▸ **What to produce**:
Locate each line below that includes "name" and reproduce it.

* BEGIN *

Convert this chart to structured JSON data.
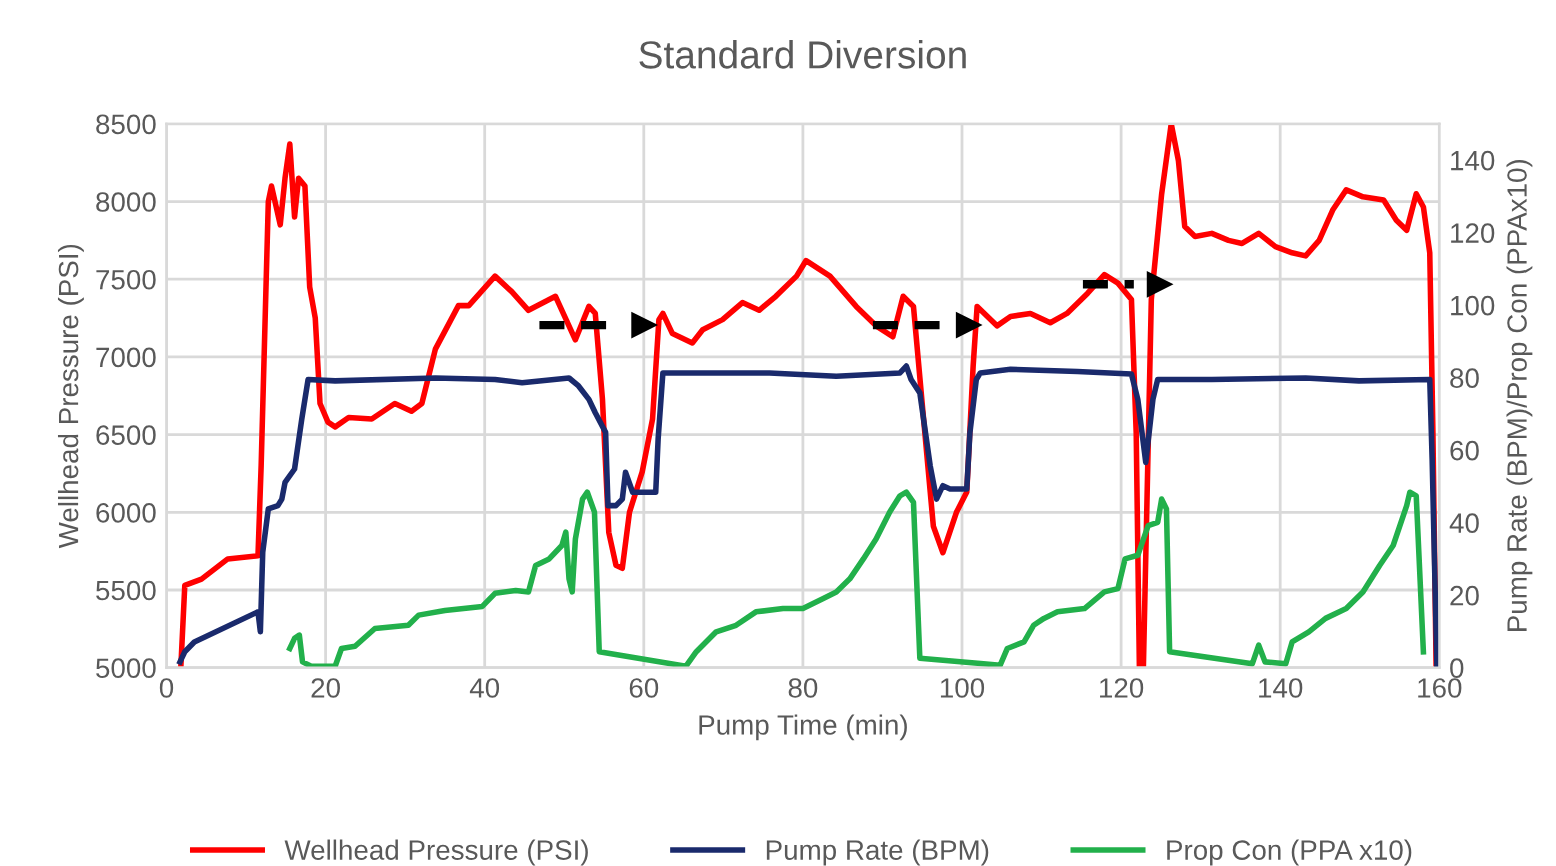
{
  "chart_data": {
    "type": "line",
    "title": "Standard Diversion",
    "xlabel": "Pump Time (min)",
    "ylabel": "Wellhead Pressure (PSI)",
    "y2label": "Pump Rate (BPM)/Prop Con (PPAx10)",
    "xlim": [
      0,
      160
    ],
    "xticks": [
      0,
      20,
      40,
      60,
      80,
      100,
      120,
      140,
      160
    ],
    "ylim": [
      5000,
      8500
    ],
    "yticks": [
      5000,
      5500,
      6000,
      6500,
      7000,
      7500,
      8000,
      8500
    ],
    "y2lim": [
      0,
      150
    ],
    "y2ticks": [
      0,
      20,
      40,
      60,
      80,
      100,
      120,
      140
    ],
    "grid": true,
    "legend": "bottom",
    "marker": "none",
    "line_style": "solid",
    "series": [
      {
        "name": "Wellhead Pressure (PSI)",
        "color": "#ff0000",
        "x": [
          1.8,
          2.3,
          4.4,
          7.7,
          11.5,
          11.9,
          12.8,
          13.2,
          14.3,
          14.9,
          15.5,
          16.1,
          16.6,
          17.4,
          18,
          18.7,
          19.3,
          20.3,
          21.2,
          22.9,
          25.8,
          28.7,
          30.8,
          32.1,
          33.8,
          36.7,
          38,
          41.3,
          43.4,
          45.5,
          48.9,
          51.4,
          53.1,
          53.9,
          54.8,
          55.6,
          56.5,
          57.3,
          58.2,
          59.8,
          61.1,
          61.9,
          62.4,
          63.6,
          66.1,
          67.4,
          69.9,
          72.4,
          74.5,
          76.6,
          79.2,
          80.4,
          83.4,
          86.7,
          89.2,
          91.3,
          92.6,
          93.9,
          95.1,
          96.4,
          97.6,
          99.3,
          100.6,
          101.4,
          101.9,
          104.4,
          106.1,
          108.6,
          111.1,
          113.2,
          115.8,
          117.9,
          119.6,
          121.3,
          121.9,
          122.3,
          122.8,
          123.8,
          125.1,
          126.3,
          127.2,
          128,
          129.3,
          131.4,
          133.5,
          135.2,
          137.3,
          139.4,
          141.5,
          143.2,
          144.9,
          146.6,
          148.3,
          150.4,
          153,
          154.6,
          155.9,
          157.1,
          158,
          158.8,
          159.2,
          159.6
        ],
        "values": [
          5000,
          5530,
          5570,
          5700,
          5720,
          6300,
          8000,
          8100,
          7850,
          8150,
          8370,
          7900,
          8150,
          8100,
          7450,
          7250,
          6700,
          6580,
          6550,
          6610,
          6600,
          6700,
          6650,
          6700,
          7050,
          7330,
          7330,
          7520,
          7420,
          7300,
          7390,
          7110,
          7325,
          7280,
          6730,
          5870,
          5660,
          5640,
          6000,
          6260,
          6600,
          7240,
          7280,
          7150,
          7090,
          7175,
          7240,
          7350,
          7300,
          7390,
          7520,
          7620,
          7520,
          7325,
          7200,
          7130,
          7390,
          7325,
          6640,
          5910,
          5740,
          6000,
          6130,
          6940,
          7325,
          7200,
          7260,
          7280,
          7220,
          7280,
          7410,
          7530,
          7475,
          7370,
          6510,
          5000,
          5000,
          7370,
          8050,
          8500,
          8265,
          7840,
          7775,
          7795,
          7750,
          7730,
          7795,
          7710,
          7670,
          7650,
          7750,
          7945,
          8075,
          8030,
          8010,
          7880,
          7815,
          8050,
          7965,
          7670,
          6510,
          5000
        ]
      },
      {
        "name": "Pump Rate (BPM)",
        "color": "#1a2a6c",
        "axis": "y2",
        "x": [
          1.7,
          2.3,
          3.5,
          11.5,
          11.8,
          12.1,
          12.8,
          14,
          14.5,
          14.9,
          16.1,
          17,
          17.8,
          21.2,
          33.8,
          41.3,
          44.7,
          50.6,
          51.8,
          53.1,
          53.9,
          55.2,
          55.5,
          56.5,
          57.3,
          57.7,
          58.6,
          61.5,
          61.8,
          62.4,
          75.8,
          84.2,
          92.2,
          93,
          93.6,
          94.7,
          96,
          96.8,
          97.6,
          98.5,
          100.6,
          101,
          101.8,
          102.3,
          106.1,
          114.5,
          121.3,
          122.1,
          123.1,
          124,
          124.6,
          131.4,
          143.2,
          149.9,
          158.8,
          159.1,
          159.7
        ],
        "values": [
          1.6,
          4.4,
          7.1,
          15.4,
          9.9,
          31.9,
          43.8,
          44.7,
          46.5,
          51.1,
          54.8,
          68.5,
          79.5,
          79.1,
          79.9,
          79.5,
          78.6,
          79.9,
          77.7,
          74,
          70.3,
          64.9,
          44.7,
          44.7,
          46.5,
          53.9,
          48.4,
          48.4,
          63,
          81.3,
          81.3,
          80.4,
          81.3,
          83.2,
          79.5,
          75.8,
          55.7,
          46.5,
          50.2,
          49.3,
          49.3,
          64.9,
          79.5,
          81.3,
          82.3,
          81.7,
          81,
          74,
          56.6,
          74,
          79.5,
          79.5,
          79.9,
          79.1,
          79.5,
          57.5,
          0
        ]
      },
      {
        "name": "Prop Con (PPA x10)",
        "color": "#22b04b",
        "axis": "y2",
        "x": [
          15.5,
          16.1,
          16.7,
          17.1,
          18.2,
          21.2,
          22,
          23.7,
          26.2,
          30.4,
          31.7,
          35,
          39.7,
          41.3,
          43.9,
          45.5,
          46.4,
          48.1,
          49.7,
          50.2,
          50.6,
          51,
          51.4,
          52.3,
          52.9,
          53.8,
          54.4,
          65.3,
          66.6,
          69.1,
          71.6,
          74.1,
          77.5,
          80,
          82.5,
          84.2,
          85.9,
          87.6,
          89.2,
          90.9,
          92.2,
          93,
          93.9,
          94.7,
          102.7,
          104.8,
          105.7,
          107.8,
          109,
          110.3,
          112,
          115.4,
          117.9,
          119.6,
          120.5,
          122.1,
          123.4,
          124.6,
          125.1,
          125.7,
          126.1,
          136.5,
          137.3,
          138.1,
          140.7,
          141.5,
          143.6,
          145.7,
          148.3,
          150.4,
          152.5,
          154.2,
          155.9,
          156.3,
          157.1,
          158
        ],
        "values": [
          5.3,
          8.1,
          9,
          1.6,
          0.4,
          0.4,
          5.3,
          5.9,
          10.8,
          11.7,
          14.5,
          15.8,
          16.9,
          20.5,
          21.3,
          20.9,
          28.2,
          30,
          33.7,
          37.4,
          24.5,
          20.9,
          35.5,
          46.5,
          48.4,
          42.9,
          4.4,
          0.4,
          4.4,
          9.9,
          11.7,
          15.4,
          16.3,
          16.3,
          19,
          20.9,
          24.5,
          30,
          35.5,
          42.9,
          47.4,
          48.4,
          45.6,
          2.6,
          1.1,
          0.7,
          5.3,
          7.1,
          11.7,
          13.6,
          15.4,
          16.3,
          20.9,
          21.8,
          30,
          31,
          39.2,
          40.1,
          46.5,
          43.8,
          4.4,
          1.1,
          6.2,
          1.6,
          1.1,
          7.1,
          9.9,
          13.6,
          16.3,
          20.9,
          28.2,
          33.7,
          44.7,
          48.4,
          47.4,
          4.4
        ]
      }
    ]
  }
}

* END *

▸ **Written solution**:
        "name": "Wellhead Pressure (PSI)",
        "name": "Pump Rate (BPM)",
        "name": "Prop Con (PPA x10)",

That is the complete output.